[REQUEST]: Quote all lines below exactly. Images stay out.
===== DATA SECTION =====
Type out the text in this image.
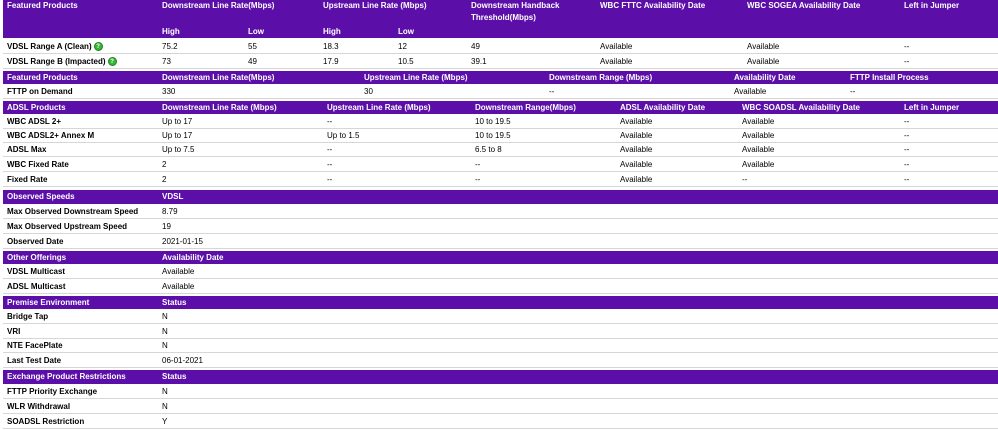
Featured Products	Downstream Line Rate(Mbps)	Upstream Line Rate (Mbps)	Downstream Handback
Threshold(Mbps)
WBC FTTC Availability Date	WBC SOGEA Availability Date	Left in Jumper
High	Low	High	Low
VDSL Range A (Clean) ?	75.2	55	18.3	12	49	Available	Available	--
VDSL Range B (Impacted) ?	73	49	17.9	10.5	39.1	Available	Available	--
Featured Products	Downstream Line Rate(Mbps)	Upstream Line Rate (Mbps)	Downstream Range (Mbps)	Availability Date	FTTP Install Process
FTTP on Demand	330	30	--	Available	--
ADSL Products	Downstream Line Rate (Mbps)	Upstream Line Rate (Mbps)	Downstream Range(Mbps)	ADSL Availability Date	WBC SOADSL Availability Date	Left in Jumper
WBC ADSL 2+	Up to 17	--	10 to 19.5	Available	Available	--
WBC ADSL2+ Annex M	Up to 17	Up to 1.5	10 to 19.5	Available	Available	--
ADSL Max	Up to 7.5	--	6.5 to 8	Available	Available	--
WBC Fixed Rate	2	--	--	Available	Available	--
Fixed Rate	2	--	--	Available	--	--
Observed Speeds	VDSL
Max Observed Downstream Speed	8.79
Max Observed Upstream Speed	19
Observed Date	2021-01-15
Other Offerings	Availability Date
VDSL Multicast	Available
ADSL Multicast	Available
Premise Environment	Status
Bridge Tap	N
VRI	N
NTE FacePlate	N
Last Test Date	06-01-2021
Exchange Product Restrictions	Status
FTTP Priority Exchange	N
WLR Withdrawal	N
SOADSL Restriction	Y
=====
[SOLUTION FOR THIS PROBLEM]:
Type out the text in this image.
Featured Products	Downstream Line Rate(Mbps)	Upstream Line Rate (Mbps)	Downstream Handback
Threshold(Mbps)
WBC FTTC Availability Date	WBC SOGEA Availability Date	Left in Jumper
High	Low	High	Low
VDSL Range A (Clean) ?	75.2	55	18.3	12	49	Available	Available	--
VDSL Range B (Impacted) ?	73	49	17.9	10.5	39.1	Available	Available	--
Featured Products	Downstream Line Rate(Mbps)	Upstream Line Rate (Mbps)	Downstream Range (Mbps)	Availability Date	FTTP Install Process
FTTP on Demand	330	30	--	Available	--
ADSL Products	Downstream Line Rate (Mbps)	Upstream Line Rate (Mbps)	Downstream Range(Mbps)	ADSL Availability Date	WBC SOADSL Availability Date	Left in Jumper
WBC ADSL 2+	Up to 17	--	10 to 19.5	Available	Available	--
WBC ADSL2+ Annex M	Up to 17	Up to 1.5	10 to 19.5	Available	Available	--
ADSL Max	Up to 7.5	--	6.5 to 8	Available	Available	--
WBC Fixed Rate	2	--	--	Available	Available	--
Fixed Rate	2	--	--	Available	--	--
Observed Speeds	VDSL
Max Observed Downstream Speed	8.79
Max Observed Upstream Speed	19
Observed Date	2021-01-15
Other Offerings	Availability Date
VDSL Multicast	Available
ADSL Multicast	Available
Premise Environment	Status
Bridge Tap	N
VRI	N
NTE FacePlate	N
Last Test Date	06-01-2021
Exchange Product Restrictions	Status
FTTP Priority Exchange	N
WLR Withdrawal	N
SOADSL Restriction	Y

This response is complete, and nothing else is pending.